**Given passage**
We should have looked to our history books, or asked a Native American how politicians keep their word.

An overwhelming percentage of our politicians, elected, appointed, Executive, Legislative, Judicial, state and federal are failing us miserably, literally harming us and this country. And they are actually doing it on purpose. They know exactly what they are doing, and they know that what they are doing is not for the common welfare. They know they have caused each and every problem we face, and they also know they are going to make us pay for it as if it had been our fault. We cannot vote them out, because too many of them will remain who will continue to run the system the way they are running it now.

But we have the Constitution.

Has anyone noticed how the politicians pay lip service to the Constitution? If we were to believe them, we might almost think that they take seriously their oath to defend this document. But lip service is only that. The document they swore to protect is actually something they are deliberately and systematically destroying. How many times have you heard a politician brag about making an end run around the Constitution? How many times have you heard a politician say that the Constitution was "too complicated" for anyone who wasn't a lawyer (or a politician) to understand, and that we poor citizens need to have it interpreted for us?

**Job 1**
Condense the paragraph of the passage on politicians and the Constitution that opens with "An overwhelming percentage of our politicians" into a shorter version that keeps its main claims.
**Job 2**
In the passage on politicians and the Constitution, write out the part starting with "An overwhelming percentage" and going on through "running it now.".
You can complete the work without the records.

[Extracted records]

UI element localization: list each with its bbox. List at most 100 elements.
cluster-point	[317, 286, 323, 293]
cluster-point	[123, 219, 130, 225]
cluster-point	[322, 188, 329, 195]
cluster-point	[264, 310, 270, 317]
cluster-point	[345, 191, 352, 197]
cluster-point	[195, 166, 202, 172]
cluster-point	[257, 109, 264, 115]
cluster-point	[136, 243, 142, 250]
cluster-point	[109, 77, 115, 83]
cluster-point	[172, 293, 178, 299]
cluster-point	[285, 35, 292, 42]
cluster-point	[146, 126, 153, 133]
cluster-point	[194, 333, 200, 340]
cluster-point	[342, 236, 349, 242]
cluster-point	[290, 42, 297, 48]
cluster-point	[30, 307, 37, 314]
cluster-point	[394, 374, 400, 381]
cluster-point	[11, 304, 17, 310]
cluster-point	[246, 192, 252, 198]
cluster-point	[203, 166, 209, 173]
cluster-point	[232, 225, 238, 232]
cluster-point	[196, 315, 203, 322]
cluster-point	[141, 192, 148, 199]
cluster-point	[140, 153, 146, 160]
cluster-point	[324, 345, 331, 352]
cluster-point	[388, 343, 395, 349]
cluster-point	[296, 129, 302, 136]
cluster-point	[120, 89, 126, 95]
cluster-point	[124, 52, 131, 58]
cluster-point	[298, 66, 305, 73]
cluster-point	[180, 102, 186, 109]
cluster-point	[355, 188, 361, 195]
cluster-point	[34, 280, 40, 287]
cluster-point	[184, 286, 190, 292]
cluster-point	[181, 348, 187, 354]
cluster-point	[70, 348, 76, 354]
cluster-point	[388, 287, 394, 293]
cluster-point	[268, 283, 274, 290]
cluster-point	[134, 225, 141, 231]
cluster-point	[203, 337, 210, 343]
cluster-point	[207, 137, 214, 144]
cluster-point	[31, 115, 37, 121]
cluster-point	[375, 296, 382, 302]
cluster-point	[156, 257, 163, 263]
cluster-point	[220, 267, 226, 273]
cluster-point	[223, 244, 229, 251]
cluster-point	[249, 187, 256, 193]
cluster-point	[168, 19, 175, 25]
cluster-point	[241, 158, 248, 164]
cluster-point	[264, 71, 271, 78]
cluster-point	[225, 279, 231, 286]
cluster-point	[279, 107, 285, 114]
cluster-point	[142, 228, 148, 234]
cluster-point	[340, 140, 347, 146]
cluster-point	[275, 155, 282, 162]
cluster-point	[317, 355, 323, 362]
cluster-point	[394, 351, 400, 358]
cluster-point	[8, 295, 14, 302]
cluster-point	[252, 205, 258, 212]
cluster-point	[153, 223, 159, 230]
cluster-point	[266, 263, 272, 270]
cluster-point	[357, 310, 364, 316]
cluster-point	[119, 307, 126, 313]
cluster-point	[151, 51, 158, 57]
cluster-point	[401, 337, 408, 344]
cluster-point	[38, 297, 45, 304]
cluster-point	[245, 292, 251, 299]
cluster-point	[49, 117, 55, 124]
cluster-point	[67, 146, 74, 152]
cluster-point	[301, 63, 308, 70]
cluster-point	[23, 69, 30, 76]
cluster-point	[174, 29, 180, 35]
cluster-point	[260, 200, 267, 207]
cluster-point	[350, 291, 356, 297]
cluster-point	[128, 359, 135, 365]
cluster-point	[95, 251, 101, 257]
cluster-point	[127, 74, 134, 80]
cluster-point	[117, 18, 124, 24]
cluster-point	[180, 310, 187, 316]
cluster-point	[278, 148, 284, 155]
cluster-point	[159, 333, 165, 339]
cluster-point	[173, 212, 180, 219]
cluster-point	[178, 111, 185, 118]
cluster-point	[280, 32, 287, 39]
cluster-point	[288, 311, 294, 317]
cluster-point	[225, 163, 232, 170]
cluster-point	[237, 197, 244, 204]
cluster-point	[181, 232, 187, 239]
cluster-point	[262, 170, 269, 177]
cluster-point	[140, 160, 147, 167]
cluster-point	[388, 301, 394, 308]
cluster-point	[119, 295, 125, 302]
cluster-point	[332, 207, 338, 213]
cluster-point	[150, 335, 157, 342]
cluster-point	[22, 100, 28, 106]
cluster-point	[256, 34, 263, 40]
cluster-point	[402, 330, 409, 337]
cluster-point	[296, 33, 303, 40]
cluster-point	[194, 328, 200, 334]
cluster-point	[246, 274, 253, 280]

**Reply 1**
Most politicians at every level and in every branch, state and federal, are deliberately failing and harming the country. They know their actions do not serve the common welfare, that they caused every problem we face, and that they will make citizens pay as if it were their fault. Voting them out will not work, because too many would remain to keep running the system the same way.

**Reply 2**
An overwhelming percentage of our politicians, elected, appointed, Executive, Legislative, Judicial, state and federal are failing us miserably, literally harming us and this country. And they are actually doing it on purpose. They know exactly what they are doing, and they know that what they are doing is not for the common welfare. They know they have caused each and every problem we face, and they also know they are going to make us pay for it as if it had been our fault. We cannot vote them out, because too many of them will remain who will continue to run the system the way they are running it now.